TASK GOAL:
Your task is to output the data exactly as it stands.

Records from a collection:
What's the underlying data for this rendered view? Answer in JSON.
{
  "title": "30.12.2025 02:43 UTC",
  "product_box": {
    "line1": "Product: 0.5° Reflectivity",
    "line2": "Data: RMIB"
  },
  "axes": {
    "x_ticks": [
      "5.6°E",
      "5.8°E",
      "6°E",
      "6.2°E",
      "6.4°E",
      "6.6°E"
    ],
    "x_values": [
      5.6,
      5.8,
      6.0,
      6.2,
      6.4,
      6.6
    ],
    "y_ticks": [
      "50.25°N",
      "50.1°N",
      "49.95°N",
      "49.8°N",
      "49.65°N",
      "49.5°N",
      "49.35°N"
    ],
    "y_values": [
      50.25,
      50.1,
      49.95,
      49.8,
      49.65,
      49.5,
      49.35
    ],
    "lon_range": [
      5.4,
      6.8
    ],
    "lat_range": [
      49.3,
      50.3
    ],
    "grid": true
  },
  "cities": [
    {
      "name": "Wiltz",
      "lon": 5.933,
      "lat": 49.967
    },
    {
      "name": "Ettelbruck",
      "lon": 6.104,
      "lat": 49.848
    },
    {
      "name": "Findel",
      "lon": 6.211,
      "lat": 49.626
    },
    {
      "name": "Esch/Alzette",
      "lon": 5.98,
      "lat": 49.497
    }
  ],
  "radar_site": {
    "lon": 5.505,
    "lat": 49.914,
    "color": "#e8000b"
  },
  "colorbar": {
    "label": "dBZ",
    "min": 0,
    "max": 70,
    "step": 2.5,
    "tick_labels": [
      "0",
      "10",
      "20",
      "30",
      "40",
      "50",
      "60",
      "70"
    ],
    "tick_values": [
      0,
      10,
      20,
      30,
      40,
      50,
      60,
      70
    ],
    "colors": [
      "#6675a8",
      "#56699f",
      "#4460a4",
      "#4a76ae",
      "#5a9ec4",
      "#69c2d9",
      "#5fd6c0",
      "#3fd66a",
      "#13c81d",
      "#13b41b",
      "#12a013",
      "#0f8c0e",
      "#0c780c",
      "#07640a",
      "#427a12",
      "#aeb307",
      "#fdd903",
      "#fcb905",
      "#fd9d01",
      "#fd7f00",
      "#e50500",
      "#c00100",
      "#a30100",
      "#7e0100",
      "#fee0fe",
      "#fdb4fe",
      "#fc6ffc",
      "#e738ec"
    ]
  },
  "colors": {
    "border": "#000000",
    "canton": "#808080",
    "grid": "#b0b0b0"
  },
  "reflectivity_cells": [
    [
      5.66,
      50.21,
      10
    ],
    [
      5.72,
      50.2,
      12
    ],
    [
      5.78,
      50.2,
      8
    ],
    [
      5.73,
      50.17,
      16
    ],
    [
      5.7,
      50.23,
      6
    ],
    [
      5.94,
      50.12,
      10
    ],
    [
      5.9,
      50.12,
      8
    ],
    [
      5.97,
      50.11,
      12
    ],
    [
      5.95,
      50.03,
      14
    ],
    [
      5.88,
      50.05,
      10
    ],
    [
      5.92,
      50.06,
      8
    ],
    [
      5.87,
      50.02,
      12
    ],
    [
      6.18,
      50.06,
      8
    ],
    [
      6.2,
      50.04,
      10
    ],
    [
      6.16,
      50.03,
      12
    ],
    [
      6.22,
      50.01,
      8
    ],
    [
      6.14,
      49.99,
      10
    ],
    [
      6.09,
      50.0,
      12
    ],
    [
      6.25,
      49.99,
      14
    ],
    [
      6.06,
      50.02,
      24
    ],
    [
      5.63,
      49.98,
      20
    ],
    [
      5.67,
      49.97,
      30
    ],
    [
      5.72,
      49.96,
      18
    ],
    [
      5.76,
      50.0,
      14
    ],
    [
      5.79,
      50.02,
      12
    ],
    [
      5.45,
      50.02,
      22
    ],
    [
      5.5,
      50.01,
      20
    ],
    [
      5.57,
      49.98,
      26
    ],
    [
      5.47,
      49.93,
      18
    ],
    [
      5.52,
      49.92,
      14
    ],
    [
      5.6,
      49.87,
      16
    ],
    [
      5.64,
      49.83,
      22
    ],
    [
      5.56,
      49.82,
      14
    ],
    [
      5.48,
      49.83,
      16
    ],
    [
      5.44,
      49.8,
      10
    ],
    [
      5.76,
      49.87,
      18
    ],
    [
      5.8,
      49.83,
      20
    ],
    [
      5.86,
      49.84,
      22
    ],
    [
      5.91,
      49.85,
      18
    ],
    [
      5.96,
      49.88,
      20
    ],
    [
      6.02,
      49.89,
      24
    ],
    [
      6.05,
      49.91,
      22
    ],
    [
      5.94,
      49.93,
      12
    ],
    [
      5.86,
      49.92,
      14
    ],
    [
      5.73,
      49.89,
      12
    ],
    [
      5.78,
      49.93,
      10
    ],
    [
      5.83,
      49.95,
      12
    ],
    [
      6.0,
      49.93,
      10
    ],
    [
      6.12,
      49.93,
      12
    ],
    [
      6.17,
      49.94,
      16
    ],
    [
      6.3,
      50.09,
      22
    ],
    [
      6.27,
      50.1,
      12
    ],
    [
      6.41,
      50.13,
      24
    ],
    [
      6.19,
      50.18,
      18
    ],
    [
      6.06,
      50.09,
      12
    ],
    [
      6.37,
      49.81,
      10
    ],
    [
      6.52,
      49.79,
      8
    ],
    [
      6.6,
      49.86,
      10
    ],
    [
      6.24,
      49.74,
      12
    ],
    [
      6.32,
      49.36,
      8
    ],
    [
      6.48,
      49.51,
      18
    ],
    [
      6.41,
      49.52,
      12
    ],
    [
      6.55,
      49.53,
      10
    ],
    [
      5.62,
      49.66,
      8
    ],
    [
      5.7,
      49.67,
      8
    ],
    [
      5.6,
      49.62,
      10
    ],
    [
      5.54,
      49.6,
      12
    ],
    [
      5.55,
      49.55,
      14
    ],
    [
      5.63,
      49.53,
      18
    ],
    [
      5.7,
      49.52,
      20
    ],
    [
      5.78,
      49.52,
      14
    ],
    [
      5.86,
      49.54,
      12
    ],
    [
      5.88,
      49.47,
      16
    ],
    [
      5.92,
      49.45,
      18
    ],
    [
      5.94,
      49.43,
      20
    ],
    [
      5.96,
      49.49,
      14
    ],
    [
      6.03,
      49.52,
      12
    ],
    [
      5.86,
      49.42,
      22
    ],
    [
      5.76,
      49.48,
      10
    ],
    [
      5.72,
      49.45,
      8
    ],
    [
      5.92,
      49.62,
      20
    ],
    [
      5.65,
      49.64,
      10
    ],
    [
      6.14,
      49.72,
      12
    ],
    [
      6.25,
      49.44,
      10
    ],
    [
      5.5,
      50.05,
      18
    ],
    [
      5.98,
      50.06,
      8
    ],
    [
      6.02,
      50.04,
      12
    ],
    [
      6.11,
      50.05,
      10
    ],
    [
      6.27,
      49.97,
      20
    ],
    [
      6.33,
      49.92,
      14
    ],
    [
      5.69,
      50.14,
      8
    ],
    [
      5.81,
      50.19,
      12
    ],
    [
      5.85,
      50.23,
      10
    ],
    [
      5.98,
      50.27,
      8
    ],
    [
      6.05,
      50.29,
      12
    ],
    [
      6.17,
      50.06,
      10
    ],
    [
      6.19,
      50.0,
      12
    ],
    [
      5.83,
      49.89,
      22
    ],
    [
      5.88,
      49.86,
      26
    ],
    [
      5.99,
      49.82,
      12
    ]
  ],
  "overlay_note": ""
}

PROBLEM SOLUTION:
What's the underlying data for this rendered view? Answer in JSON.
{
  "title": "30.12.2025 02:43 UTC",
  "product_box": {
    "line1": "Product: 0.5° Reflectivity",
    "line2": "Data: RMIB"
  },
  "axes": {
    "x_ticks": [
      "5.6°E",
      "5.8°E",
      "6°E",
      "6.2°E",
      "6.4°E",
      "6.6°E"
    ],
    "x_values": [
      5.6,
      5.8,
      6.0,
      6.2,
      6.4,
      6.6
    ],
    "y_ticks": [
      "50.25°N",
      "50.1°N",
      "49.95°N",
      "49.8°N",
      "49.65°N",
      "49.5°N",
      "49.35°N"
    ],
    "y_values": [
      50.25,
      50.1,
      49.95,
      49.8,
      49.65,
      49.5,
      49.35
    ],
    "lon_range": [
      5.4,
      6.8
    ],
    "lat_range": [
      49.3,
      50.3
    ],
    "grid": true
  },
  "cities": [
    {
      "name": "Wiltz",
      "lon": 5.933,
      "lat": 49.967
    },
    {
      "name": "Ettelbruck",
      "lon": 6.104,
      "lat": 49.848
    },
    {
      "name": "Findel",
      "lon": 6.211,
      "lat": 49.626
    },
    {
      "name": "Esch/Alzette",
      "lon": 5.98,
      "lat": 49.497
    }
  ],
  "radar_site": {
    "lon": 5.505,
    "lat": 49.914,
    "color": "#e8000b"
  },
  "colorbar": {
    "label": "dBZ",
    "min": 0,
    "max": 70,
    "step": 2.5,
    "tick_labels": [
      "0",
      "10",
      "20",
      "30",
      "40",
      "50",
      "60",
      "70"
    ],
    "tick_values": [
      0,
      10,
      20,
      30,
      40,
      50,
      60,
      70
    ],
    "colors": [
      "#6675a8",
      "#56699f",
      "#4460a4",
      "#4a76ae",
      "#5a9ec4",
      "#69c2d9",
      "#5fd6c0",
      "#3fd66a",
      "#13c81d",
      "#13b41b",
      "#12a013",
      "#0f8c0e",
      "#0c780c",
      "#07640a",
      "#427a12",
      "#aeb307",
      "#fdd903",
      "#fcb905",
      "#fd9d01",
      "#fd7f00",
      "#e50500",
      "#c00100",
      "#a30100",
      "#7e0100",
      "#fee0fe",
      "#fdb4fe",
      "#fc6ffc",
      "#e738ec"
    ]
  },
  "colors": {
    "border": "#000000",
    "canton": "#808080",
    "grid": "#b0b0b0"
  },
  "reflectivity_cells": [
    [
      5.66,
      50.21,
      10
    ],
    [
      5.72,
      50.2,
      12
    ],
    [
      5.78,
      50.2,
      8
    ],
    [
      5.73,
      50.17,
      16
    ],
    [
      5.7,
      50.23,
      6
    ],
    [
      5.94,
      50.12,
      10
    ],
    [
      5.9,
      50.12,
      8
    ],
    [
      5.97,
      50.11,
      12
    ],
    [
      5.95,
      50.03,
      14
    ],
    [
      5.88,
      50.05,
      10
    ],
    [
      5.92,
      50.06,
      8
    ],
    [
      5.87,
      50.02,
      12
    ],
    [
      6.18,
      50.06,
      8
    ],
    [
      6.2,
      50.04,
      10
    ],
    [
      6.16,
      50.03,
      12
    ],
    [
      6.22,
      50.01,
      8
    ],
    [
      6.14,
      49.99,
      10
    ],
    [
      6.09,
      50.0,
      12
    ],
    [
      6.25,
      49.99,
      14
    ],
    [
      6.06,
      50.02,
      24
    ],
    [
      5.63,
      49.98,
      20
    ],
    [
      5.67,
      49.97,
      30
    ],
    [
      5.72,
      49.96,
      18
    ],
    [
      5.76,
      50.0,
      14
    ],
    [
      5.79,
      50.02,
      12
    ],
    [
      5.45,
      50.02,
      22
    ],
    [
      5.5,
      50.01,
      20
    ],
    [
      5.57,
      49.98,
      26
    ],
    [
      5.47,
      49.93,
      18
    ],
    [
      5.52,
      49.92,
      14
    ],
    [
      5.6,
      49.87,
      16
    ],
    [
      5.64,
      49.83,
      22
    ],
    [
      5.56,
      49.82,
      14
    ],
    [
      5.48,
      49.83,
      16
    ],
    [
      5.44,
      49.8,
      10
    ],
    [
      5.76,
      49.87,
      18
    ],
    [
      5.8,
      49.83,
      20
    ],
    [
      5.86,
      49.84,
      22
    ],
    [
      5.91,
      49.85,
      18
    ],
    [
      5.96,
      49.88,
      20
    ],
    [
      6.02,
      49.89,
      24
    ],
    [
      6.05,
      49.91,
      22
    ],
    [
      5.94,
      49.93,
      12
    ],
    [
      5.86,
      49.92,
      14
    ],
    [
      5.73,
      49.89,
      12
    ],
    [
      5.78,
      49.93,
      10
    ],
    [
      5.83,
      49.95,
      12
    ],
    [
      6.0,
      49.93,
      10
    ],
    [
      6.12,
      49.93,
      12
    ],
    [
      6.17,
      49.94,
      16
    ],
    [
      6.3,
      50.09,
      22
    ],
    [
      6.27,
      50.1,
      12
    ],
    [
      6.41,
      50.13,
      24
    ],
    [
      6.19,
      50.18,
      18
    ],
    [
      6.06,
      50.09,
      12
    ],
    [
      6.37,
      49.81,
      10
    ],
    [
      6.52,
      49.79,
      8
    ],
    [
      6.6,
      49.86,
      10
    ],
    [
      6.24,
      49.74,
      12
    ],
    [
      6.32,
      49.36,
      8
    ],
    [
      6.48,
      49.51,
      18
    ],
    [
      6.41,
      49.52,
      12
    ],
    [
      6.55,
      49.53,
      10
    ],
    [
      5.62,
      49.66,
      8
    ],
    [
      5.7,
      49.67,
      8
    ],
    [
      5.6,
      49.62,
      10
    ],
    [
      5.54,
      49.6,
      12
    ],
    [
      5.55,
      49.55,
      14
    ],
    [
      5.63,
      49.53,
      18
    ],
    [
      5.7,
      49.52,
      20
    ],
    [
      5.78,
      49.52,
      14
    ],
    [
      5.86,
      49.54,
      12
    ],
    [
      5.88,
      49.47,
      16
    ],
    [
      5.92,
      49.45,
      18
    ],
    [
      5.94,
      49.43,
      20
    ],
    [
      5.96,
      49.49,
      14
    ],
    [
      6.03,
      49.52,
      12
    ],
    [
      5.86,
      49.42,
      22
    ],
    [
      5.76,
      49.48,
      10
    ],
    [
      5.72,
      49.45,
      8
    ],
    [
      5.92,
      49.62,
      20
    ],
    [
      5.65,
      49.64,
      10
    ],
    [
      6.14,
      49.72,
      12
    ],
    [
      6.25,
      49.44,
      10
    ],
    [
      5.5,
      50.05,
      18
    ],
    [
      5.98,
      50.06,
      8
    ],
    [
      6.02,
      50.04,
      12
    ],
    [
      6.11,
      50.05,
      10
    ],
    [
      6.27,
      49.97,
      20
    ],
    [
      6.33,
      49.92,
      14
    ],
    [
      5.69,
      50.14,
      8
    ],
    [
      5.81,
      50.19,
      12
    ],
    [
      5.85,
      50.23,
      10
    ],
    [
      5.98,
      50.27,
      8
    ],
    [
      6.05,
      50.29,
      12
    ],
    [
      6.17,
      50.06,
      10
    ],
    [
      6.19,
      50.0,
      12
    ],
    [
      5.83,
      49.89,
      22
    ],
    [
      5.88,
      49.86,
      26
    ],
    [
      5.99,
      49.82,
      12
    ]
  ],
  "overlay_note": ""
}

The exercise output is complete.